## Begin Data entries

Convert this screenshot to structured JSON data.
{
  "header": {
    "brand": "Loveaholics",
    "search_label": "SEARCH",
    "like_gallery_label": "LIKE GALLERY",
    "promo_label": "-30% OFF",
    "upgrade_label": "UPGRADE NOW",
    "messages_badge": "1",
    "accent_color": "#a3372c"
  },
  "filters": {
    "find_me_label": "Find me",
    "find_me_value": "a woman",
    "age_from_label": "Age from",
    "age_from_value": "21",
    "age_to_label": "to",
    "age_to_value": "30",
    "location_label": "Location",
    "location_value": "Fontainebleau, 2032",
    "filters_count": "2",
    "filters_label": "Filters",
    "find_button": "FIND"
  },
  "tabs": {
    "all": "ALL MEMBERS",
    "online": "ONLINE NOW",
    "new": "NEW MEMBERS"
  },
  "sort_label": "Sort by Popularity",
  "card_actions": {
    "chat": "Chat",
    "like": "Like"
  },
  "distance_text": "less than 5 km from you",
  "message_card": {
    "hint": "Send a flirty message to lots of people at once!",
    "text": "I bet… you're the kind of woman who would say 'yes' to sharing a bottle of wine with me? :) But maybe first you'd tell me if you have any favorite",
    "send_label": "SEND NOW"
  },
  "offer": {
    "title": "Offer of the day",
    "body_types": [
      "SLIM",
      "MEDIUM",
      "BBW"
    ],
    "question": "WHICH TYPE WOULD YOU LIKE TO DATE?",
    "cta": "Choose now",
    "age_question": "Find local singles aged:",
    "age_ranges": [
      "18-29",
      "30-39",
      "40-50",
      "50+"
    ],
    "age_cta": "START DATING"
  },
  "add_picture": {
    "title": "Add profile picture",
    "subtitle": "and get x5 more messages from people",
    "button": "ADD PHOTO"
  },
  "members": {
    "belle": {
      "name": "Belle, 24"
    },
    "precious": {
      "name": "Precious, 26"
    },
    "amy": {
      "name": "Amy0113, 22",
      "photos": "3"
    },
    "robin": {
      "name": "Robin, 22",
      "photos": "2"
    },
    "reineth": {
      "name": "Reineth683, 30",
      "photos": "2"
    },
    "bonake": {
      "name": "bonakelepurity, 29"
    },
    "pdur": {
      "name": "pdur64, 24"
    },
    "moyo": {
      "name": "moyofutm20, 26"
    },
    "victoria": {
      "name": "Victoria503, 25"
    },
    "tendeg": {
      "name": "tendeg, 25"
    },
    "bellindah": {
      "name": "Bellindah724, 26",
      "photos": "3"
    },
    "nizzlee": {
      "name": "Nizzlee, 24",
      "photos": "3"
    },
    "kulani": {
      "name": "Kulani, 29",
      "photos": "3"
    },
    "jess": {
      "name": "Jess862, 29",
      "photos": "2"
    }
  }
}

## End Data entries

▸ **Short problem**: The listing above must be transcribed exactly, line by line.

▸ **Output for this task**:
Convert this screenshot to structured JSON data.
{
  "header": {
    "brand": "Loveaholics",
    "search_label": "SEARCH",
    "like_gallery_label": "LIKE GALLERY",
    "promo_label": "-30% OFF",
    "upgrade_label": "UPGRADE NOW",
    "messages_badge": "1",
    "accent_color": "#a3372c"
  },
  "filters": {
    "find_me_label": "Find me",
    "find_me_value": "a woman",
    "age_from_label": "Age from",
    "age_from_value": "21",
    "age_to_label": "to",
    "age_to_value": "30",
    "location_label": "Location",
    "location_value": "Fontainebleau, 2032",
    "filters_count": "2",
    "filters_label": "Filters",
    "find_button": "FIND"
  },
  "tabs": {
    "all": "ALL MEMBERS",
    "online": "ONLINE NOW",
    "new": "NEW MEMBERS"
  },
  "sort_label": "Sort by Popularity",
  "card_actions": {
    "chat": "Chat",
    "like": "Like"
  },
  "distance_text": "less than 5 km from you",
  "message_card": {
    "hint": "Send a flirty message to lots of people at once!",
    "text": "I bet… you're the kind of woman who would say 'yes' to sharing a bottle of wine with me? :) But maybe first you'd tell me if you have any favorite",
    "send_label": "SEND NOW"
  },
  "offer": {
    "title": "Offer of the day",
    "body_types": [
      "SLIM",
      "MEDIUM",
      "BBW"
    ],
    "question": "WHICH TYPE WOULD YOU LIKE TO DATE?",
    "cta": "Choose now",
    "age_question": "Find local singles aged:",
    "age_ranges": [
      "18-29",
      "30-39",
      "40-50",
      "50+"
    ],
    "age_cta": "START DATING"
  },
  "add_picture": {
    "title": "Add profile picture",
    "subtitle": "and get x5 more messages from people",
    "button": "ADD PHOTO"
  },
  "members": {
    "belle": {
      "name": "Belle, 24"
    },
    "precious": {
      "name": "Precious, 26"
    },
    "amy": {
      "name": "Amy0113, 22",
      "photos": "3"
    },
    "robin": {
      "name": "Robin, 22",
      "photos": "2"
    },
    "reineth": {
      "name": "Reineth683, 30",
      "photos": "2"
    },
    "bonake": {
      "name": "bonakelepurity, 29"
    },
    "pdur": {
      "name": "pdur64, 24"
    },
    "moyo": {
      "name": "moyofutm20, 26"
    },
    "victoria": {
      "name": "Victoria503, 25"
    },
    "tendeg": {
      "name": "tendeg, 25"
    },
    "bellindah": {
      "name": "Bellindah724, 26",
      "photos": "3"
    },
    "nizzlee": {
      "name": "Nizzlee, 24",
      "photos": "3"
    },
    "kulani": {
      "name": "Kulani, 29",
      "photos": "3"
    },
    "jess": {
      "name": "Jess862, 29",
      "photos": "2"
    }
  }
}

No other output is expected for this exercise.